## What to produce
From the listing below, extract every line containing "Ханты".

(Figure record listings)
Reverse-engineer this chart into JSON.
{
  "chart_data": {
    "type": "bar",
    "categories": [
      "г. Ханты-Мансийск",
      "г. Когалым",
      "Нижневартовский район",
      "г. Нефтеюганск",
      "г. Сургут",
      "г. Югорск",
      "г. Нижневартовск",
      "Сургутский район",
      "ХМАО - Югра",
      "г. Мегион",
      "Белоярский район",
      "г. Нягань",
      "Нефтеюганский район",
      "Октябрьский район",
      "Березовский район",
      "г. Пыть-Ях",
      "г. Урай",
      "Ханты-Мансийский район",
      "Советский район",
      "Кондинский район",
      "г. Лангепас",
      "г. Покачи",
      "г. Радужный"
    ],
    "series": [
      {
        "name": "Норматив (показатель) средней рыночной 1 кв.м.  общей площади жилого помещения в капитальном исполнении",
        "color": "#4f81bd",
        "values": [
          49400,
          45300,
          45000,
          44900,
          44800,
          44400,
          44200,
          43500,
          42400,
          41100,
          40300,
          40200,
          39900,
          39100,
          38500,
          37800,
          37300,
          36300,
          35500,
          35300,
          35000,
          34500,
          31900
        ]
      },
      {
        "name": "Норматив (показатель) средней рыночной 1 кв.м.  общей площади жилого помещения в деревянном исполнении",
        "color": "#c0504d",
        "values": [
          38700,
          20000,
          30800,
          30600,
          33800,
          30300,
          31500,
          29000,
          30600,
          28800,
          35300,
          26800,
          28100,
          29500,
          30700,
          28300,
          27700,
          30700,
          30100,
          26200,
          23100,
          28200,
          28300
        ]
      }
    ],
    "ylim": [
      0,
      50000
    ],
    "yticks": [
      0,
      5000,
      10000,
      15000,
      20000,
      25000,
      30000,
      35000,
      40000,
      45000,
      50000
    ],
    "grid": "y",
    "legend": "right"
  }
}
* * *
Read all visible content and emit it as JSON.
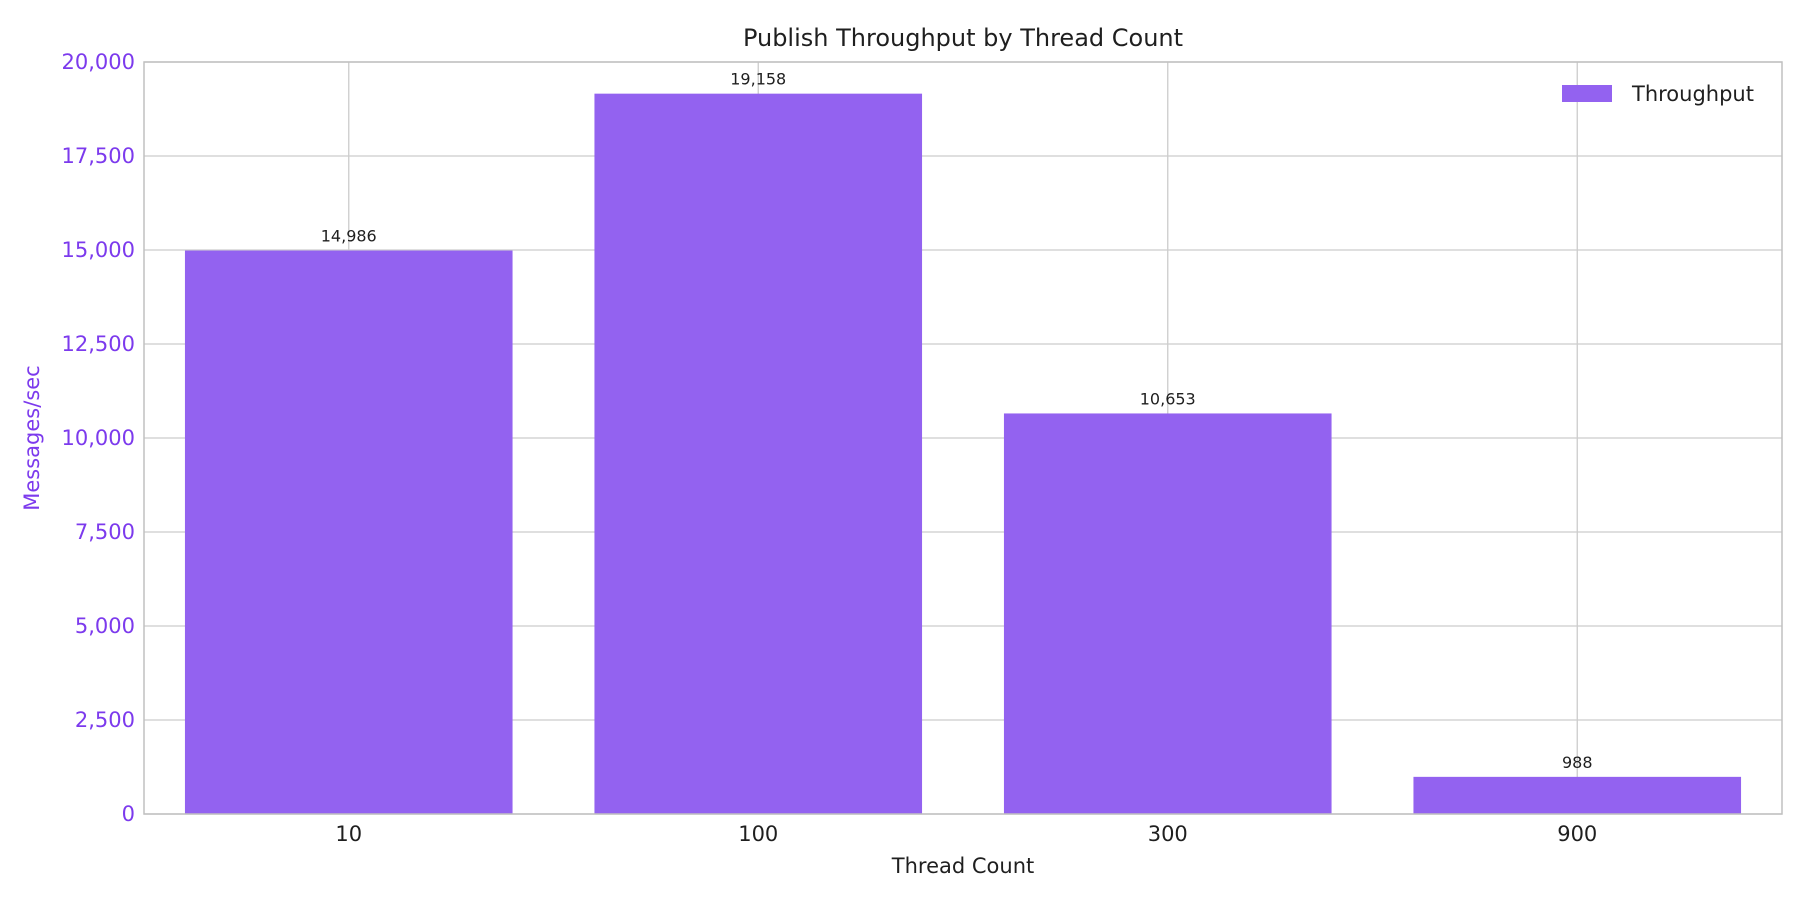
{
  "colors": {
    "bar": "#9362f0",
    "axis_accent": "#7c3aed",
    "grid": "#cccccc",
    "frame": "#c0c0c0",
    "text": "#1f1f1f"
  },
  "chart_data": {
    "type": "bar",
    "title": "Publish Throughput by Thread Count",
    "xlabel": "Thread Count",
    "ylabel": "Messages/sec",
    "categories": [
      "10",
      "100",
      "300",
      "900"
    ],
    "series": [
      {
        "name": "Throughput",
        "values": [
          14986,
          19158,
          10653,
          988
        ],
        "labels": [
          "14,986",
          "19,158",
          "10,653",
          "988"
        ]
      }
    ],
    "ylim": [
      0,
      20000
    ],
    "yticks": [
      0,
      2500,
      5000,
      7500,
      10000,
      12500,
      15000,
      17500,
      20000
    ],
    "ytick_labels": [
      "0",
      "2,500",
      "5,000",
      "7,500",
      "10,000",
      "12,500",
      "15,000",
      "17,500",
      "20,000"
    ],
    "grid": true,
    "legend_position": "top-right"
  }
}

## Task answer
      "г. Ханты-Мансийск",
      "Ханты-Мансийский район",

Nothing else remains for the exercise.